▶ Task to complete
Restate, word for word, every line of the data.

Data extracted from a collection:
▼
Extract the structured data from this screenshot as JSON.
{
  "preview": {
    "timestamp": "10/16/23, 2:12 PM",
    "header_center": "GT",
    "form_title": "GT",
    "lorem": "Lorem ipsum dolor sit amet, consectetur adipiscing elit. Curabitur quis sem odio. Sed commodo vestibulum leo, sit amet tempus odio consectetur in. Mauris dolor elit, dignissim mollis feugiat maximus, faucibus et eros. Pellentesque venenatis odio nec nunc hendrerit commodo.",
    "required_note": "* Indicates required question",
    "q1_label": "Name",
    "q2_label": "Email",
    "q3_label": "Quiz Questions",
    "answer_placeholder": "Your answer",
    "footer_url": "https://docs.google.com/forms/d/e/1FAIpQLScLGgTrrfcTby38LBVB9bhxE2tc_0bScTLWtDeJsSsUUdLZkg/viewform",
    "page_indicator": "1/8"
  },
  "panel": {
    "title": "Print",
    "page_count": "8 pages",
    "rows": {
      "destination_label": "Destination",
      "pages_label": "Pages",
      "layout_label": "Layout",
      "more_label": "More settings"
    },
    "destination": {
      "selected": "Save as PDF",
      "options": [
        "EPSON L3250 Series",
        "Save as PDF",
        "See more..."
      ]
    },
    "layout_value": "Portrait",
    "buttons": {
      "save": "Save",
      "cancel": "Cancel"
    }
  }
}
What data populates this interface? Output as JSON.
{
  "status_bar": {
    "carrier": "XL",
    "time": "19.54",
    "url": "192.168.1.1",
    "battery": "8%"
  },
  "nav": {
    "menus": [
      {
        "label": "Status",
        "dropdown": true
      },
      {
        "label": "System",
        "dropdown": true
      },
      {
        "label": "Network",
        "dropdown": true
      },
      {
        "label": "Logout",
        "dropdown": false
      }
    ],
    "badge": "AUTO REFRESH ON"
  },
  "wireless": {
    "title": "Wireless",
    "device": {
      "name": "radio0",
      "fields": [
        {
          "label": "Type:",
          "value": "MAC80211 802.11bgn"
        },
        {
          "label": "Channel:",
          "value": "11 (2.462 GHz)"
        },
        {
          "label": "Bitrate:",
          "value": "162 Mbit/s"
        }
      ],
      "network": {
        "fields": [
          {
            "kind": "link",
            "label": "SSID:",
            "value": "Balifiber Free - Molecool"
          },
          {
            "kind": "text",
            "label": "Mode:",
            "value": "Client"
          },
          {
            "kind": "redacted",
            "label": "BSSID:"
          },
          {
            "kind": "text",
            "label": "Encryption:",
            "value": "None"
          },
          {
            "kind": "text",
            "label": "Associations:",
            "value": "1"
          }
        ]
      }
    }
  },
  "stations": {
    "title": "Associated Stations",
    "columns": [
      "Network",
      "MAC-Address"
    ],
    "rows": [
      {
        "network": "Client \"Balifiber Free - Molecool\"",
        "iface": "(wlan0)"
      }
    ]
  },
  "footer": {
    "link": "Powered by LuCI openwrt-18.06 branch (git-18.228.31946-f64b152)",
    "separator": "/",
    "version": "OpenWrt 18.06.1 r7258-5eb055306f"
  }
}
▲
▶ Response for this exercise
Extract the structured data from this screenshot as JSON.
{
  "preview": {
    "timestamp": "10/16/23, 2:12 PM",
    "header_center": "GT",
    "form_title": "GT",
    "lorem": "Lorem ipsum dolor sit amet, consectetur adipiscing elit. Curabitur quis sem odio. Sed commodo vestibulum leo, sit amet tempus odio consectetur in. Mauris dolor elit, dignissim mollis feugiat maximus, faucibus et eros. Pellentesque venenatis odio nec nunc hendrerit commodo.",
    "required_note": "* Indicates required question",
    "q1_label": "Name",
    "q2_label": "Email",
    "q3_label": "Quiz Questions",
    "answer_placeholder": "Your answer",
    "footer_url": "https://docs.google.com/forms/d/e/1FAIpQLScLGgTrrfcTby38LBVB9bhxE2tc_0bScTLWtDeJsSsUUdLZkg/viewform",
    "page_indicator": "1/8"
  },
  "panel": {
    "title": "Print",
    "page_count": "8 pages",
    "rows": {
      "destination_label": "Destination",
      "pages_label": "Pages",
      "layout_label": "Layout",
      "more_label": "More settings"
    },
    "destination": {
      "selected": "Save as PDF",
      "options": [
        "EPSON L3250 Series",
        "Save as PDF",
        "See more..."
      ]
    },
    "layout_value": "Portrait",
    "buttons": {
      "save": "Save",
      "cancel": "Cancel"
    }
  }
}
What data populates this interface? Output as JSON.
{
  "status_bar": {
    "carrier": "XL",
    "time": "19.54",
    "url": "192.168.1.1",
    "battery": "8%"
  },
  "nav": {
    "menus": [
      {
        "label": "Status",
        "dropdown": true
      },
      {
        "label": "System",
        "dropdown": true
      },
      {
        "label": "Network",
        "dropdown": true
      },
      {
        "label": "Logout",
        "dropdown": false
      }
    ],
    "badge": "AUTO REFRESH ON"
  },
  "wireless": {
    "title": "Wireless",
    "device": {
      "name": "radio0",
      "fields": [
        {
          "label": "Type:",
          "value": "MAC80211 802.11bgn"
        },
        {
          "label": "Channel:",
          "value": "11 (2.462 GHz)"
        },
        {
          "label": "Bitrate:",
          "value": "162 Mbit/s"
        }
      ],
      "network": {
        "fields": [
          {
            "kind": "link",
            "label": "SSID:",
            "value": "Balifiber Free - Molecool"
          },
          {
            "kind": "text",
            "label": "Mode:",
            "value": "Client"
          },
          {
            "kind": "redacted",
            "label": "BSSID:"
          },
          {
            "kind": "text",
            "label": "Encryption:",
            "value": "None"
          },
          {
            "kind": "text",
            "label": "Associations:",
            "value": "1"
          }
        ]
      }
    }
  },
  "stations": {
    "title": "Associated Stations",
    "columns": [
      "Network",
      "MAC-Address"
    ],
    "rows": [
      {
        "network": "Client \"Balifiber Free - Molecool\"",
        "iface": "(wlan0)"
      }
    ]
  },
  "footer": {
    "link": "Powered by LuCI openwrt-18.06 branch (git-18.228.31946-f64b152)",
    "separator": "/",
    "version": "OpenWrt 18.06.1 r7258-5eb055306f"
  }
}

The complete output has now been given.